> _TASK OBJECTIVE_: Each line below should be retyped exactly, with no pictures.

------ SUPPLIED MATERIAL

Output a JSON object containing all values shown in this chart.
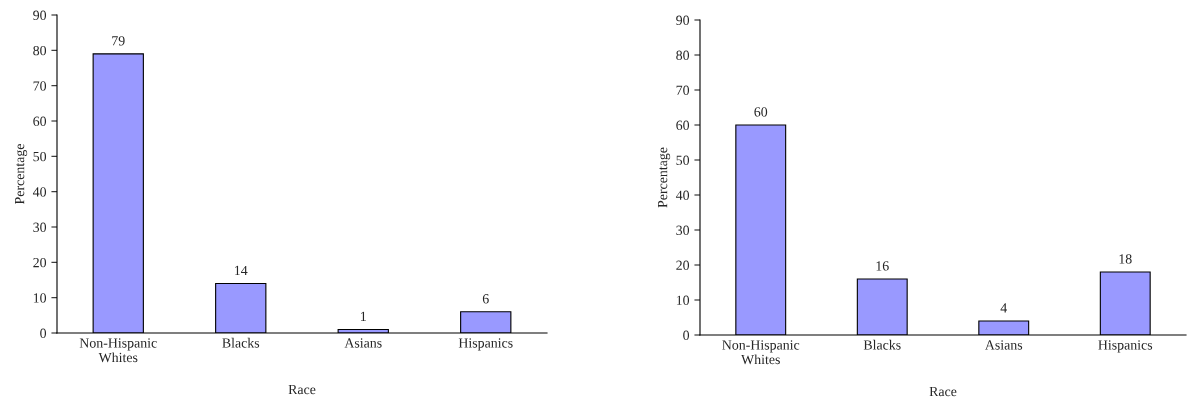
{
  "chart_data": [
    {
      "type": "bar",
      "categories": [
        "Non-Hispanic\nWhites",
        "Blacks",
        "Asians",
        "Hispanics"
      ],
      "values": [
        79,
        14,
        1,
        6
      ],
      "color": "#9999ff",
      "xlabel": "Race",
      "ylabel": "Percentage",
      "ylim": [
        0,
        90
      ],
      "yticks": [
        0,
        10,
        20,
        30,
        40,
        50,
        60,
        70,
        80,
        90
      ],
      "data_labels": true,
      "grid": false,
      "legend": false
    },
    {
      "type": "bar",
      "categories": [
        "Non-Hispanic\nWhites",
        "Blacks",
        "Asians",
        "Hispanics"
      ],
      "values": [
        60,
        16,
        4,
        18
      ],
      "color": "#9999ff",
      "xlabel": "Race",
      "ylabel": "Percentage",
      "ylim": [
        0,
        90
      ],
      "yticks": [
        0,
        10,
        20,
        30,
        40,
        50,
        60,
        70,
        80,
        90
      ],
      "data_labels": true,
      "grid": false,
      "legend": false
    }
  ]
}
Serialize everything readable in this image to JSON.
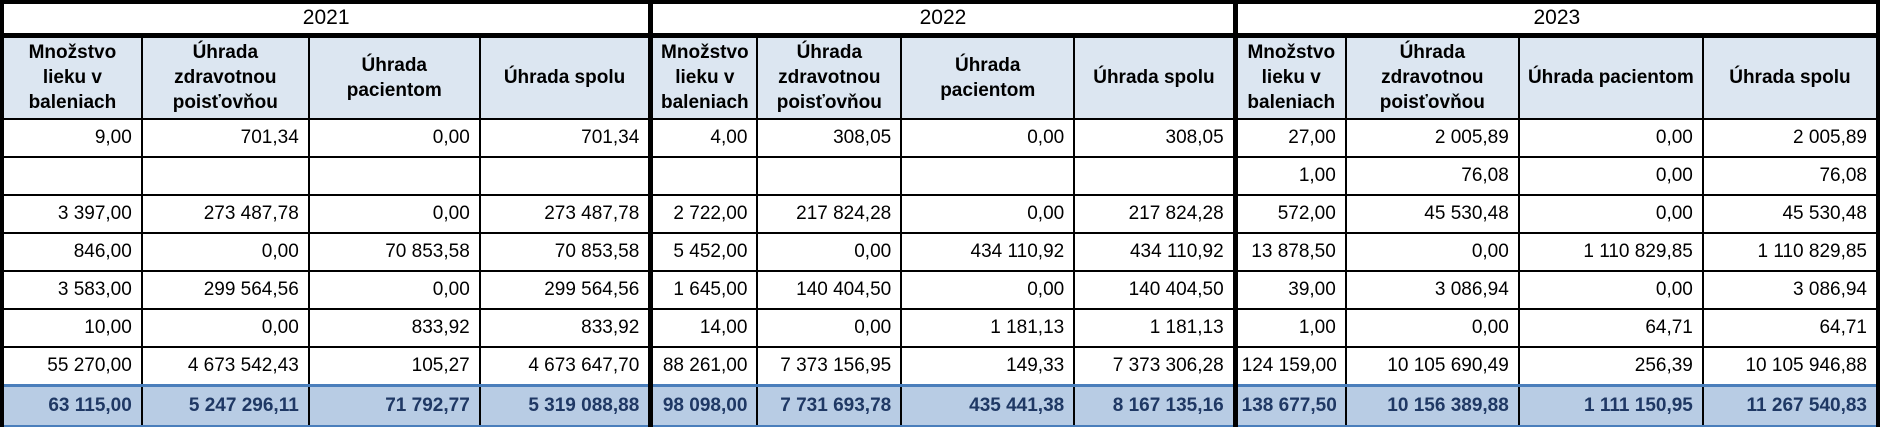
{
  "table": {
    "years": [
      "2021",
      "2022",
      "2023"
    ],
    "column_headers": [
      "Množstvo lieku v baleniach",
      "Úhrada zdravotnou poisťovňou",
      "Úhrada pacientom",
      "Úhrada spolu"
    ],
    "rows": [
      [
        "9,00",
        "701,34",
        "0,00",
        "701,34",
        "4,00",
        "308,05",
        "0,00",
        "308,05",
        "27,00",
        "2 005,89",
        "0,00",
        "2 005,89"
      ],
      [
        "",
        "",
        "",
        "",
        "",
        "",
        "",
        "",
        "1,00",
        "76,08",
        "0,00",
        "76,08"
      ],
      [
        "3 397,00",
        "273 487,78",
        "0,00",
        "273 487,78",
        "2 722,00",
        "217 824,28",
        "0,00",
        "217 824,28",
        "572,00",
        "45 530,48",
        "0,00",
        "45 530,48"
      ],
      [
        "846,00",
        "0,00",
        "70 853,58",
        "70 853,58",
        "5 452,00",
        "0,00",
        "434 110,92",
        "434 110,92",
        "13 878,50",
        "0,00",
        "1 110 829,85",
        "1 110 829,85"
      ],
      [
        "3 583,00",
        "299 564,56",
        "0,00",
        "299 564,56",
        "1 645,00",
        "140 404,50",
        "0,00",
        "140 404,50",
        "39,00",
        "3 086,94",
        "0,00",
        "3 086,94"
      ],
      [
        "10,00",
        "0,00",
        "833,92",
        "833,92",
        "14,00",
        "0,00",
        "1 181,13",
        "1 181,13",
        "1,00",
        "0,00",
        "64,71",
        "64,71"
      ],
      [
        "55 270,00",
        "4 673 542,43",
        "105,27",
        "4 673 647,70",
        "88 261,00",
        "7 373 156,95",
        "149,33",
        "7 373 306,28",
        "124 159,00",
        "10 105 690,49",
        "256,39",
        "10 105 946,88"
      ]
    ],
    "total_row": [
      "63 115,00",
      "5 247 296,11",
      "71 792,77",
      "5 319 088,88",
      "98 098,00",
      "7 731 693,78",
      "435 441,38",
      "8 167 135,16",
      "138 677,50",
      "10 156 389,88",
      "1 111 150,95",
      "11 267 540,83"
    ]
  },
  "colors": {
    "header_fill": "#dce6f1",
    "total_fill": "#b8cce4",
    "total_text": "#1f3864",
    "total_border": "#4a7ebb",
    "grid": "#000000"
  }
}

------------

> _TASK ANSWER_:
Output a JSON object containing all values shown in this chart.
{
  "chart_data": [
    {
      "type": "bar",
      "categories": [
        "Non-Hispanic\nWhites",
        "Blacks",
        "Asians",
        "Hispanics"
      ],
      "values": [
        79,
        14,
        1,
        6
      ],
      "color": "#9999ff",
      "xlabel": "Race",
      "ylabel": "Percentage",
      "ylim": [
        0,
        90
      ],
      "yticks": [
        0,
        10,
        20,
        30,
        40,
        50,
        60,
        70,
        80,
        90
      ],
      "data_labels": true,
      "grid": false,
      "legend": false
    },
    {
      "type": "bar",
      "categories": [
        "Non-Hispanic\nWhites",
        "Blacks",
        "Asians",
        "Hispanics"
      ],
      "values": [
        60,
        16,
        4,
        18
      ],
      "color": "#9999ff",
      "xlabel": "Race",
      "ylabel": "Percentage",
      "ylim": [
        0,
        90
      ],
      "yticks": [
        0,
        10,
        20,
        30,
        40,
        50,
        60,
        70,
        80,
        90
      ],
      "data_labels": true,
      "grid": false,
      "legend": false
    }
  ]
}
Serialize everything readable in this image to JSON.
{
  "table": {
    "years": [
      "2021",
      "2022",
      "2023"
    ],
    "column_headers": [
      "Množstvo lieku v baleniach",
      "Úhrada zdravotnou poisťovňou",
      "Úhrada pacientom",
      "Úhrada spolu"
    ],
    "rows": [
      [
        "9,00",
        "701,34",
        "0,00",
        "701,34",
        "4,00",
        "308,05",
        "0,00",
        "308,05",
        "27,00",
        "2 005,89",
        "0,00",
        "2 005,89"
      ],
      [
        "",
        "",
        "",
        "",
        "",
        "",
        "",
        "",
        "1,00",
        "76,08",
        "0,00",
        "76,08"
      ],
      [
        "3 397,00",
        "273 487,78",
        "0,00",
        "273 487,78",
        "2 722,00",
        "217 824,28",
        "0,00",
        "217 824,28",
        "572,00",
        "45 530,48",
        "0,00",
        "45 530,48"
      ],
      [
        "846,00",
        "0,00",
        "70 853,58",
        "70 853,58",
        "5 452,00",
        "0,00",
        "434 110,92",
        "434 110,92",
        "13 878,50",
        "0,00",
        "1 110 829,85",
        "1 110 829,85"
      ],
      [
        "3 583,00",
        "299 564,56",
        "0,00",
        "299 564,56",
        "1 645,00",
        "140 404,50",
        "0,00",
        "140 404,50",
        "39,00",
        "3 086,94",
        "0,00",
        "3 086,94"
      ],
      [
        "10,00",
        "0,00",
        "833,92",
        "833,92",
        "14,00",
        "0,00",
        "1 181,13",
        "1 181,13",
        "1,00",
        "0,00",
        "64,71",
        "64,71"
      ],
      [
        "55 270,00",
        "4 673 542,43",
        "105,27",
        "4 673 647,70",
        "88 261,00",
        "7 373 156,95",
        "149,33",
        "7 373 306,28",
        "124 159,00",
        "10 105 690,49",
        "256,39",
        "10 105 946,88"
      ]
    ],
    "total_row": [
      "63 115,00",
      "5 247 296,11",
      "71 792,77",
      "5 319 088,88",
      "98 098,00",
      "7 731 693,78",
      "435 441,38",
      "8 167 135,16",
      "138 677,50",
      "10 156 389,88",
      "1 111 150,95",
      "11 267 540,83"
    ]
  },
  "colors": {
    "header_fill": "#dce6f1",
    "total_fill": "#b8cce4",
    "total_text": "#1f3864",
    "total_border": "#4a7ebb",
    "grid": "#000000"
  }
}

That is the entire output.